What you have to do:
All of the material should be reproduced exactly, with pictures left out.

Records that describe figures:
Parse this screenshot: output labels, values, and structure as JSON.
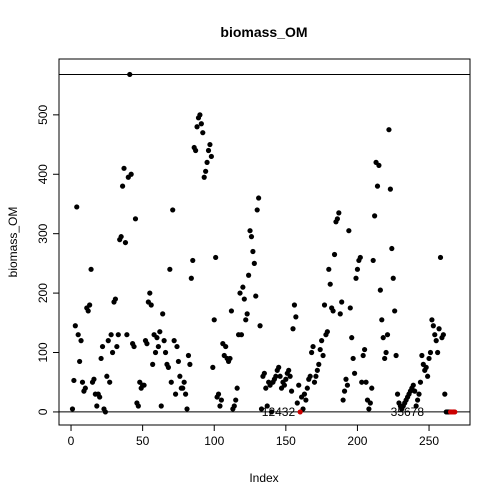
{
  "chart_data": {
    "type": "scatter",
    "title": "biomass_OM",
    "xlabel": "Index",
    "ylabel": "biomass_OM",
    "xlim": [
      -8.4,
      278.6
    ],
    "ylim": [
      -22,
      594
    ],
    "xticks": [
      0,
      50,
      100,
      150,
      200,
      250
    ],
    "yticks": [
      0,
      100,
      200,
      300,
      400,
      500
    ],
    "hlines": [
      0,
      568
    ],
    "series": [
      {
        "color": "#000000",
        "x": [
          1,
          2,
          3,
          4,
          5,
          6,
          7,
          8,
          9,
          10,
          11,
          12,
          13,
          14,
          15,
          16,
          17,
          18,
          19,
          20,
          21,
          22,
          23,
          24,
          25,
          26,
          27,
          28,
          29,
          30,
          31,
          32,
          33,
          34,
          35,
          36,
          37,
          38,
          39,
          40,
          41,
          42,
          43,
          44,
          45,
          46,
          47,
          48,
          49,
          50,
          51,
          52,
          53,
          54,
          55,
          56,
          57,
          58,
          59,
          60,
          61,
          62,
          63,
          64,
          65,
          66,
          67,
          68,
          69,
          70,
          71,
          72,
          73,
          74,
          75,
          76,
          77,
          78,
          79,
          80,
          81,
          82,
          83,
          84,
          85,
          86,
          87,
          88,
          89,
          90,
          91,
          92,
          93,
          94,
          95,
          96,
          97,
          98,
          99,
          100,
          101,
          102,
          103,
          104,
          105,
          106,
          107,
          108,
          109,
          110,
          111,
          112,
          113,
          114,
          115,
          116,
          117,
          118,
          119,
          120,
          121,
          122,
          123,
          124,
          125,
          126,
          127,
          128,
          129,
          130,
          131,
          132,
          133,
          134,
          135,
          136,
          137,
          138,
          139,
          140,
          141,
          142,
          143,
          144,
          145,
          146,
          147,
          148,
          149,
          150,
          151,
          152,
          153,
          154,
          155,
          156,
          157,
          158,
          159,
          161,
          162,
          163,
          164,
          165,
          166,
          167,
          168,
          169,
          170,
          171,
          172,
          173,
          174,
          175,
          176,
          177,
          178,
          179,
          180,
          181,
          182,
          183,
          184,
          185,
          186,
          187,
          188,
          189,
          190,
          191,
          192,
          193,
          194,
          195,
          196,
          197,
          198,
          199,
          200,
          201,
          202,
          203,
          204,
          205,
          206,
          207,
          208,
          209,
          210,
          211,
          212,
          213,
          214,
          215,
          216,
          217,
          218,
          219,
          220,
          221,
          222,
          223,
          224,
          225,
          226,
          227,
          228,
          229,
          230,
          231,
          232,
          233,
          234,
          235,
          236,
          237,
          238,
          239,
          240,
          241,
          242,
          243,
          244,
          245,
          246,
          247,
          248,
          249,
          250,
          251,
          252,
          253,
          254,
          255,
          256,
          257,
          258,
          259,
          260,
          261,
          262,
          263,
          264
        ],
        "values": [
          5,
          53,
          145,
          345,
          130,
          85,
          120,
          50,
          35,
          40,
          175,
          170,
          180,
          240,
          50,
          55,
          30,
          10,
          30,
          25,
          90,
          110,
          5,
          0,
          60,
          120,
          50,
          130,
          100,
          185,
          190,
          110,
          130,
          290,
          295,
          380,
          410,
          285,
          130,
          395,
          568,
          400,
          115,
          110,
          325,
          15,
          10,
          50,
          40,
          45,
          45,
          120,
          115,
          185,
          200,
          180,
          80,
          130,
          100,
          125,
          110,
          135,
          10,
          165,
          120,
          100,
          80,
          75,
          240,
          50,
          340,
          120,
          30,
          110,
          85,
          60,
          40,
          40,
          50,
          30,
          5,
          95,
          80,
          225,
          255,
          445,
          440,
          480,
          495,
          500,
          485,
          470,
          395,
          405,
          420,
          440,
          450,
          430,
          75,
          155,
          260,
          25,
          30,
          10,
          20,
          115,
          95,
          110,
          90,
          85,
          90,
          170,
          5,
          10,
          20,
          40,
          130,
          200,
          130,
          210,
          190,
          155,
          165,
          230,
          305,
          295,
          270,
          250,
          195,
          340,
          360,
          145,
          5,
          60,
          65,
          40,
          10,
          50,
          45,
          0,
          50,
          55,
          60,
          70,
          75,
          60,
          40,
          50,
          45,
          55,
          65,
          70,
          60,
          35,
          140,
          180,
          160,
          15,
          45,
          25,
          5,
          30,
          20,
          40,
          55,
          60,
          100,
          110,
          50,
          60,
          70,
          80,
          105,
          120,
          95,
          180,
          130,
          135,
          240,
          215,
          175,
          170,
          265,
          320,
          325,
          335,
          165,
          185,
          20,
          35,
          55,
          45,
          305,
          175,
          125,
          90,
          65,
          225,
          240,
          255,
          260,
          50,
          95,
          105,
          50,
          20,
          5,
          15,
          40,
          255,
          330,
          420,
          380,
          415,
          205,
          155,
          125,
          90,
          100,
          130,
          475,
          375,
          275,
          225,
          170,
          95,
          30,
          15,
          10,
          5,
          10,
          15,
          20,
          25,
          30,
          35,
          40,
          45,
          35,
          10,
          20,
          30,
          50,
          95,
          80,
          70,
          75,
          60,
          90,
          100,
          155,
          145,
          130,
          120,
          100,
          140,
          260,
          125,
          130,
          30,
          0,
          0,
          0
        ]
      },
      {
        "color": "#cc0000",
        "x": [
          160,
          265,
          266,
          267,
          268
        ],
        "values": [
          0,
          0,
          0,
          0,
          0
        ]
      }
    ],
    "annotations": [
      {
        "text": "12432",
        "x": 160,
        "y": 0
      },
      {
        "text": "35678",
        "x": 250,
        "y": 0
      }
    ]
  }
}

Response to this task:
Parse this screenshot: output labels, values, and structure as JSON.
{
  "chart_data": {
    "type": "scatter",
    "title": "biomass_OM",
    "xlabel": "Index",
    "ylabel": "biomass_OM",
    "xlim": [
      -8.4,
      278.6
    ],
    "ylim": [
      -22,
      594
    ],
    "xticks": [
      0,
      50,
      100,
      150,
      200,
      250
    ],
    "yticks": [
      0,
      100,
      200,
      300,
      400,
      500
    ],
    "hlines": [
      0,
      568
    ],
    "series": [
      {
        "color": "#000000",
        "x": [
          1,
          2,
          3,
          4,
          5,
          6,
          7,
          8,
          9,
          10,
          11,
          12,
          13,
          14,
          15,
          16,
          17,
          18,
          19,
          20,
          21,
          22,
          23,
          24,
          25,
          26,
          27,
          28,
          29,
          30,
          31,
          32,
          33,
          34,
          35,
          36,
          37,
          38,
          39,
          40,
          41,
          42,
          43,
          44,
          45,
          46,
          47,
          48,
          49,
          50,
          51,
          52,
          53,
          54,
          55,
          56,
          57,
          58,
          59,
          60,
          61,
          62,
          63,
          64,
          65,
          66,
          67,
          68,
          69,
          70,
          71,
          72,
          73,
          74,
          75,
          76,
          77,
          78,
          79,
          80,
          81,
          82,
          83,
          84,
          85,
          86,
          87,
          88,
          89,
          90,
          91,
          92,
          93,
          94,
          95,
          96,
          97,
          98,
          99,
          100,
          101,
          102,
          103,
          104,
          105,
          106,
          107,
          108,
          109,
          110,
          111,
          112,
          113,
          114,
          115,
          116,
          117,
          118,
          119,
          120,
          121,
          122,
          123,
          124,
          125,
          126,
          127,
          128,
          129,
          130,
          131,
          132,
          133,
          134,
          135,
          136,
          137,
          138,
          139,
          140,
          141,
          142,
          143,
          144,
          145,
          146,
          147,
          148,
          149,
          150,
          151,
          152,
          153,
          154,
          155,
          156,
          157,
          158,
          159,
          161,
          162,
          163,
          164,
          165,
          166,
          167,
          168,
          169,
          170,
          171,
          172,
          173,
          174,
          175,
          176,
          177,
          178,
          179,
          180,
          181,
          182,
          183,
          184,
          185,
          186,
          187,
          188,
          189,
          190,
          191,
          192,
          193,
          194,
          195,
          196,
          197,
          198,
          199,
          200,
          201,
          202,
          203,
          204,
          205,
          206,
          207,
          208,
          209,
          210,
          211,
          212,
          213,
          214,
          215,
          216,
          217,
          218,
          219,
          220,
          221,
          222,
          223,
          224,
          225,
          226,
          227,
          228,
          229,
          230,
          231,
          232,
          233,
          234,
          235,
          236,
          237,
          238,
          239,
          240,
          241,
          242,
          243,
          244,
          245,
          246,
          247,
          248,
          249,
          250,
          251,
          252,
          253,
          254,
          255,
          256,
          257,
          258,
          259,
          260,
          261,
          262,
          263,
          264
        ],
        "values": [
          5,
          53,
          145,
          345,
          130,
          85,
          120,
          50,
          35,
          40,
          175,
          170,
          180,
          240,
          50,
          55,
          30,
          10,
          30,
          25,
          90,
          110,
          5,
          0,
          60,
          120,
          50,
          130,
          100,
          185,
          190,
          110,
          130,
          290,
          295,
          380,
          410,
          285,
          130,
          395,
          568,
          400,
          115,
          110,
          325,
          15,
          10,
          50,
          40,
          45,
          45,
          120,
          115,
          185,
          200,
          180,
          80,
          130,
          100,
          125,
          110,
          135,
          10,
          165,
          120,
          100,
          80,
          75,
          240,
          50,
          340,
          120,
          30,
          110,
          85,
          60,
          40,
          40,
          50,
          30,
          5,
          95,
          80,
          225,
          255,
          445,
          440,
          480,
          495,
          500,
          485,
          470,
          395,
          405,
          420,
          440,
          450,
          430,
          75,
          155,
          260,
          25,
          30,
          10,
          20,
          115,
          95,
          110,
          90,
          85,
          90,
          170,
          5,
          10,
          20,
          40,
          130,
          200,
          130,
          210,
          190,
          155,
          165,
          230,
          305,
          295,
          270,
          250,
          195,
          340,
          360,
          145,
          5,
          60,
          65,
          40,
          10,
          50,
          45,
          0,
          50,
          55,
          60,
          70,
          75,
          60,
          40,
          50,
          45,
          55,
          65,
          70,
          60,
          35,
          140,
          180,
          160,
          15,
          45,
          25,
          5,
          30,
          20,
          40,
          55,
          60,
          100,
          110,
          50,
          60,
          70,
          80,
          105,
          120,
          95,
          180,
          130,
          135,
          240,
          215,
          175,
          170,
          265,
          320,
          325,
          335,
          165,
          185,
          20,
          35,
          55,
          45,
          305,
          175,
          125,
          90,
          65,
          225,
          240,
          255,
          260,
          50,
          95,
          105,
          50,
          20,
          5,
          15,
          40,
          255,
          330,
          420,
          380,
          415,
          205,
          155,
          125,
          90,
          100,
          130,
          475,
          375,
          275,
          225,
          170,
          95,
          30,
          15,
          10,
          5,
          10,
          15,
          20,
          25,
          30,
          35,
          40,
          45,
          35,
          10,
          20,
          30,
          50,
          95,
          80,
          70,
          75,
          60,
          90,
          100,
          155,
          145,
          130,
          120,
          100,
          140,
          260,
          125,
          130,
          30,
          0,
          0,
          0
        ]
      },
      {
        "color": "#cc0000",
        "x": [
          160,
          265,
          266,
          267,
          268
        ],
        "values": [
          0,
          0,
          0,
          0,
          0
        ]
      }
    ],
    "annotations": [
      {
        "text": "12432",
        "x": 160,
        "y": 0
      },
      {
        "text": "35678",
        "x": 250,
        "y": 0
      }
    ]
  }
}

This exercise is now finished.